==== Excerpted records ====

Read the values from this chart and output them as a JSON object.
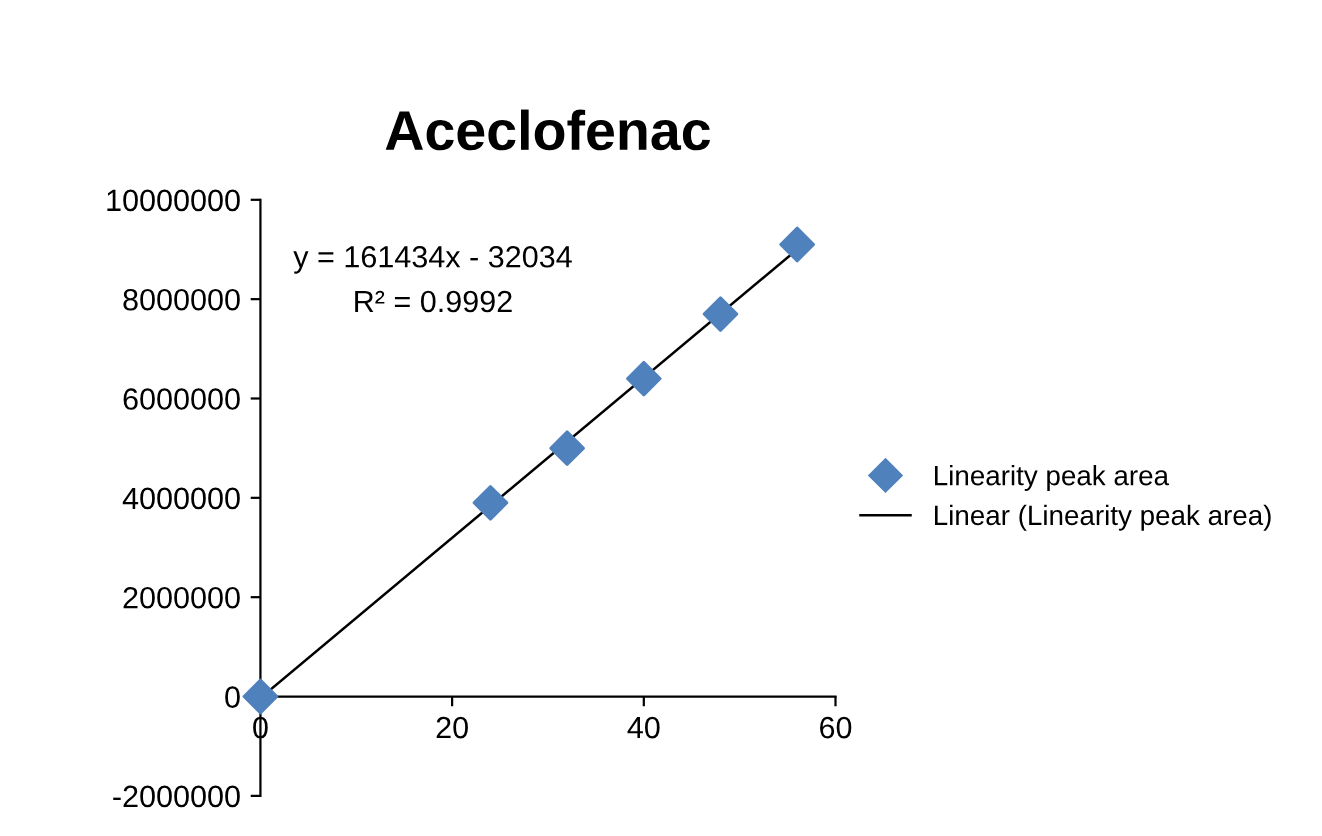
{
  "chart_data": {
    "type": "scatter",
    "title": "Aceclofenac",
    "x": [
      0,
      24,
      32,
      40,
      48,
      56
    ],
    "series": [
      {
        "name": "Linearity peak area",
        "color": "#4f81bd",
        "marker": "diamond",
        "values": [
          0,
          3900000,
          5000000,
          6400000,
          7700000,
          9100000
        ]
      },
      {
        "name": "Linear (Linearity peak area)",
        "type": "line",
        "color": "#000000",
        "marker": "none",
        "line_style": "solid",
        "x": [
          0,
          56
        ],
        "values": [
          -30000,
          9000000
        ]
      }
    ],
    "annotations": [
      "y = 161434x - 32034",
      "R² = 0.9992"
    ],
    "xlim": [
      0,
      60
    ],
    "xticks": [
      0,
      20,
      40,
      60
    ],
    "ylim": [
      -2000000,
      10000000
    ],
    "yticks": [
      -2000000,
      0,
      2000000,
      4000000,
      6000000,
      8000000,
      10000000
    ],
    "grid": false,
    "legend": "right"
  }
}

====

Written problem
Print every record above exactly as written, leaving out the pictures.

The solution
Read the values from this chart and output them as a JSON object.
{
  "chart_data": {
    "type": "scatter",
    "title": "Aceclofenac",
    "x": [
      0,
      24,
      32,
      40,
      48,
      56
    ],
    "series": [
      {
        "name": "Linearity peak area",
        "color": "#4f81bd",
        "marker": "diamond",
        "values": [
          0,
          3900000,
          5000000,
          6400000,
          7700000,
          9100000
        ]
      },
      {
        "name": "Linear (Linearity peak area)",
        "type": "line",
        "color": "#000000",
        "marker": "none",
        "line_style": "solid",
        "x": [
          0,
          56
        ],
        "values": [
          -30000,
          9000000
        ]
      }
    ],
    "annotations": [
      "y = 161434x - 32034",
      "R² = 0.9992"
    ],
    "xlim": [
      0,
      60
    ],
    "xticks": [
      0,
      20,
      40,
      60
    ],
    "ylim": [
      -2000000,
      10000000
    ],
    "yticks": [
      -2000000,
      0,
      2000000,
      4000000,
      6000000,
      8000000,
      10000000
    ],
    "grid": false,
    "legend": "right"
  }
}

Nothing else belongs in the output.